■ **Written request**
The records that follow are to be repeated exactly, with the pictures removed.

■ **Extracted data**
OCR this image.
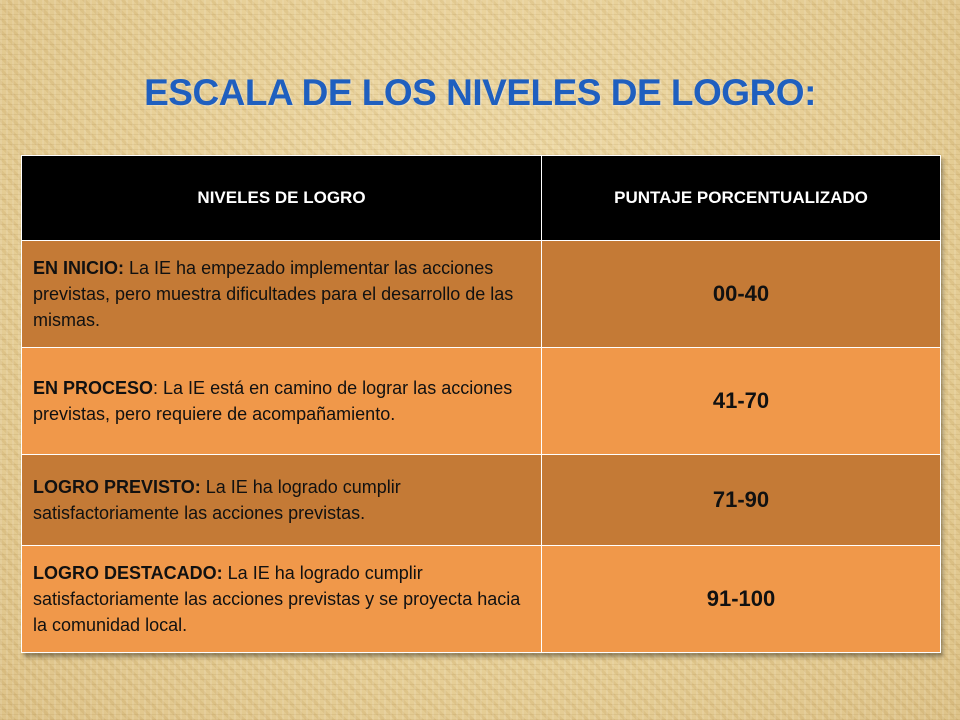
ESCALA DE LOS NIVELES DE LOGRO:
NIVELES DE LOGRO	PUNTAJE PORCENTUALIZADO
EN INICIO: La IE ha empezado implementar las acciones previstas, pero muestra dificultades para el desarrollo de las mismas.	00-40
EN PROCESO: La IE está en camino de lograr las acciones previstas, pero requiere de acompañamiento.	41-70
LOGRO PREVISTO: La IE ha logrado cumplir satisfactoriamente las acciones previstas.	71-90
LOGRO DESTACADO: La IE ha logrado cumplir satisfactoriamente las acciones previstas y se proyecta hacia la comunidad local.	91-100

■ **Answer to the exercise**
OCR this image.
ESCALA DE LOS NIVELES DE LOGRO:
NIVELES DE LOGRO	PUNTAJE PORCENTUALIZADO
EN INICIO: La IE ha empezado implementar las acciones previstas, pero muestra dificultades para el desarrollo de las mismas.	00-40
EN PROCESO: La IE está en camino de lograr las acciones previstas, pero requiere de acompañamiento.	41-70
LOGRO PREVISTO: La IE ha logrado cumplir satisfactoriamente las acciones previstas.	71-90
LOGRO DESTACADO: La IE ha logrado cumplir satisfactoriamente las acciones previstas y se proyecta hacia la comunidad local.	91-100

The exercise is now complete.